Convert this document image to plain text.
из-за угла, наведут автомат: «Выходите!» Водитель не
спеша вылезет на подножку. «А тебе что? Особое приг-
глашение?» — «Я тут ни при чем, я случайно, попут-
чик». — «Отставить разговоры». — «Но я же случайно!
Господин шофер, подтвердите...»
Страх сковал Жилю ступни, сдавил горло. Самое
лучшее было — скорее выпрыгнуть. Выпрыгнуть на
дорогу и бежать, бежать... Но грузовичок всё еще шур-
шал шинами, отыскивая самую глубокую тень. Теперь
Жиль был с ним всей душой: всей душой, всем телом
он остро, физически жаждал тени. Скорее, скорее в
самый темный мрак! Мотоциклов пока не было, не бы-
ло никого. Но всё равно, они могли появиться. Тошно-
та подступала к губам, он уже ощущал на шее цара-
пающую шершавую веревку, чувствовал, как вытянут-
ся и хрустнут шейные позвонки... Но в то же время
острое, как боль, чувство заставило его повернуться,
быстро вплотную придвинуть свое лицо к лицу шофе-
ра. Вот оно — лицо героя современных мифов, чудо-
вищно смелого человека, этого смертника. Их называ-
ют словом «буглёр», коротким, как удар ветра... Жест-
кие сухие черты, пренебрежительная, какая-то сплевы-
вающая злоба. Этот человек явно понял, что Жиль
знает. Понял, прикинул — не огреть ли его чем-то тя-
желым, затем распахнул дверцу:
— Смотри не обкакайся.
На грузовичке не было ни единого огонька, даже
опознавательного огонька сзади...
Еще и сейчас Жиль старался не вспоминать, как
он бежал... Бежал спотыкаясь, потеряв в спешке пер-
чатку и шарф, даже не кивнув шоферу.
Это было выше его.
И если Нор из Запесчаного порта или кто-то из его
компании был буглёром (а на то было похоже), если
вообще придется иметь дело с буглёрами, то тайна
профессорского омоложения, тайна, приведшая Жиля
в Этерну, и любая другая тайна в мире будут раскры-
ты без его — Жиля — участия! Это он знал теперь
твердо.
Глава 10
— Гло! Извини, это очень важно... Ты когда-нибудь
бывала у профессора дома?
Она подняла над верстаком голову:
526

> _Work to be completed_
Repeat all of the records above exactly as they appear.

> _Problem solution_
Convert this document image to plain text.
из-за угла, наведут автомат: «Выходите!» Водитель не
спеша вылезет на подножку. «А тебе что? Особое приг-
глашение?» — «Я тут ни при чем, я случайно, попут-
чик». — «Отставить разговоры». — «Но я же случайно!
Господин шофер, подтвердите...»
Страх сковал Жилю ступни, сдавил горло. Самое
лучшее было — скорее выпрыгнуть. Выпрыгнуть на
дорогу и бежать, бежать... Но грузовичок всё еще шур-
шал шинами, отыскивая самую глубокую тень. Теперь
Жиль был с ним всей душой: всей душой, всем телом
он остро, физически жаждал тени. Скорее, скорее в
самый темный мрак! Мотоциклов пока не было, не бы-
ло никого. Но всё равно, они могли появиться. Тошно-
та подступала к губам, он уже ощущал на шее цара-
пающую шершавую веревку, чувствовал, как вытянут-
ся и хрустнут шейные позвонки... Но в то же время
острое, как боль, чувство заставило его повернуться,
быстро вплотную придвинуть свое лицо к лицу шофе-
ра. Вот оно — лицо героя современных мифов, чудо-
вищно смелого человека, этого смертника. Их называ-
ют словом «буглёр», коротким, как удар ветра... Жест-
кие сухие черты, пренебрежительная, какая-то сплевы-
вающая злоба. Этот человек явно понял, что Жиль
знает. Понял, прикинул — не огреть ли его чем-то тя-
желым, затем распахнул дверцу:
— Смотри не обкакайся.
На грузовичке не было ни единого огонька, даже
опознавательного огонька сзади...
Еще и сейчас Жиль старался не вспоминать, как
он бежал... Бежал спотыкаясь, потеряв в спешке пер-
чатку и шарф, даже не кивнув шоферу.
Это было выше его.
И если Нор из Запесчаного порта или кто-то из его
компании был буглёром (а на то было похоже), если
вообще придется иметь дело с буглёрами, то тайна
профессорского омоложения, тайна, приведшая Жиля
в Этерну, и любая другая тайна в мире будут раскры-
ты без его — Жиля — участия! Это он знал теперь
твердо.
Глава 10
— Гло! Извини, это очень важно... Ты когда-нибудь
бывала у профессора дома?
Она подняла над верстаком голову:
526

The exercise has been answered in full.